▸ EXERCISE DETAILS:
Which lines below hold the word "name"? Copy all of them.
DATA EXTRACT START
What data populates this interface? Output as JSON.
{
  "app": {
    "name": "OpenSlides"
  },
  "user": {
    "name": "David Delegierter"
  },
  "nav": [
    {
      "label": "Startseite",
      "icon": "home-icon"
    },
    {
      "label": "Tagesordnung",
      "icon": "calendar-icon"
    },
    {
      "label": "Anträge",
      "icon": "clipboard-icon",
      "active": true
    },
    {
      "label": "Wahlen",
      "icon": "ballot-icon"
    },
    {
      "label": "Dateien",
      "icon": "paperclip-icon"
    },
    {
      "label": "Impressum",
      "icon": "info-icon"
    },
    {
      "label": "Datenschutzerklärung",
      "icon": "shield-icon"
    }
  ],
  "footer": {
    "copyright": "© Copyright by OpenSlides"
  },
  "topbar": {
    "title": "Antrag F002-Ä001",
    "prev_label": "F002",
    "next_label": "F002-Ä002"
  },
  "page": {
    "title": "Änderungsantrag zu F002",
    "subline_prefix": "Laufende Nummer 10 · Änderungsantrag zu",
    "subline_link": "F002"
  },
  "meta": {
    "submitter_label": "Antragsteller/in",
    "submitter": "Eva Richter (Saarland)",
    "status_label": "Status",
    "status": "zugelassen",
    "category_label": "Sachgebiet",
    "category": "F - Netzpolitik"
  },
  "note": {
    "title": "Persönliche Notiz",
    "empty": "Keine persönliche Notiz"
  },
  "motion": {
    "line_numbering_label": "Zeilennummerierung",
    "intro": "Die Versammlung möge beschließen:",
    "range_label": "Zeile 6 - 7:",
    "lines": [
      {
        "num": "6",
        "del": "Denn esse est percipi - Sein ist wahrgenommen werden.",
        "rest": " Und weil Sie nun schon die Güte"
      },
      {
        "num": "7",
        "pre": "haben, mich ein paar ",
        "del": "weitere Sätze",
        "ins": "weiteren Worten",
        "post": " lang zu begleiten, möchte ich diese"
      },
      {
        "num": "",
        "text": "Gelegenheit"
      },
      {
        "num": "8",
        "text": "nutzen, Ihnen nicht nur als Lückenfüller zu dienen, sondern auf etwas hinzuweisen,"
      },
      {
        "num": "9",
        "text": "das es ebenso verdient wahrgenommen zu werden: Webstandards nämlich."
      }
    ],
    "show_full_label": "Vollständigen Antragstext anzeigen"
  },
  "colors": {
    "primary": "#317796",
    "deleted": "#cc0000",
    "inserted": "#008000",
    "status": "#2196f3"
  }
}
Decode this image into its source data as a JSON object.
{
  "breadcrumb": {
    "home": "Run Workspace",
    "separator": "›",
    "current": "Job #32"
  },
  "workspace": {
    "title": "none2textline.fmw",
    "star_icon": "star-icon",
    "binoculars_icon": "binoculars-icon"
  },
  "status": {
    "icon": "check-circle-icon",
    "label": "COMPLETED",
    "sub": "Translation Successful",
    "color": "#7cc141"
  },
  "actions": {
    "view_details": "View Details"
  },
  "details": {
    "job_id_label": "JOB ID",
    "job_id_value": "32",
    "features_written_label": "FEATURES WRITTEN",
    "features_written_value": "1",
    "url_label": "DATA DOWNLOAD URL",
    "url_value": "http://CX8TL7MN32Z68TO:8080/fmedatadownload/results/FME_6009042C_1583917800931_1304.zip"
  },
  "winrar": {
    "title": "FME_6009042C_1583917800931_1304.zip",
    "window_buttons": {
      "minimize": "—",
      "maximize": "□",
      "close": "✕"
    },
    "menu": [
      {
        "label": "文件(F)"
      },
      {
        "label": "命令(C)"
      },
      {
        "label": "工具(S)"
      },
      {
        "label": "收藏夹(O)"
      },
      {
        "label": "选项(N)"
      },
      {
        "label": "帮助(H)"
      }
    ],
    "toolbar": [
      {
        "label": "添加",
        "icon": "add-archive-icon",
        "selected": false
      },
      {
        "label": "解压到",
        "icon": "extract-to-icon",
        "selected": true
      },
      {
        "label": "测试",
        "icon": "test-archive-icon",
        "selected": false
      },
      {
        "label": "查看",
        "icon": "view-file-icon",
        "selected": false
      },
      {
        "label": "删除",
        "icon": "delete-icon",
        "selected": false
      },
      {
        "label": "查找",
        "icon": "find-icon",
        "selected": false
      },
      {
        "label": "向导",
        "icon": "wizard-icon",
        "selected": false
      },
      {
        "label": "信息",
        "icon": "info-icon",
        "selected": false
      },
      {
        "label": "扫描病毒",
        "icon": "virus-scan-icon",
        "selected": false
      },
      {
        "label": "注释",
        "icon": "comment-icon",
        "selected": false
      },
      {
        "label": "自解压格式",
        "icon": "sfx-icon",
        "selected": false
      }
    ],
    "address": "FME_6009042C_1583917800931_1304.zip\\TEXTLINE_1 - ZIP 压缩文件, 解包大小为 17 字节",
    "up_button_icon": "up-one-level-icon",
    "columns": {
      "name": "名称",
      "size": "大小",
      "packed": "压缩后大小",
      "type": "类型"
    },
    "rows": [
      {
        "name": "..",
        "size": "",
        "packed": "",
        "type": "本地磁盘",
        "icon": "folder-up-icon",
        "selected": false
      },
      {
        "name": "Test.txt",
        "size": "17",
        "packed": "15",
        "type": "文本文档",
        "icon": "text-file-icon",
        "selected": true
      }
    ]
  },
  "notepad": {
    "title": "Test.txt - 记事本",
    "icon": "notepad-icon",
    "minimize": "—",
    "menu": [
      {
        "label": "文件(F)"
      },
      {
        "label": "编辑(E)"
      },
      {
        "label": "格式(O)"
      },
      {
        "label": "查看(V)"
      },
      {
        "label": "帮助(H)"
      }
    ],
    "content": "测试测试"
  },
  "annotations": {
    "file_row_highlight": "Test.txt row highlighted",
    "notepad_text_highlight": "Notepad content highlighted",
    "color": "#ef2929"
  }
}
DATA EXTRACT END
▸ EXERCISE RESPONSE:
    "name": "OpenSlides"
    "name": "David Delegierter"
      "name": "名称",
        "name": "..",
        "name": "Test.txt",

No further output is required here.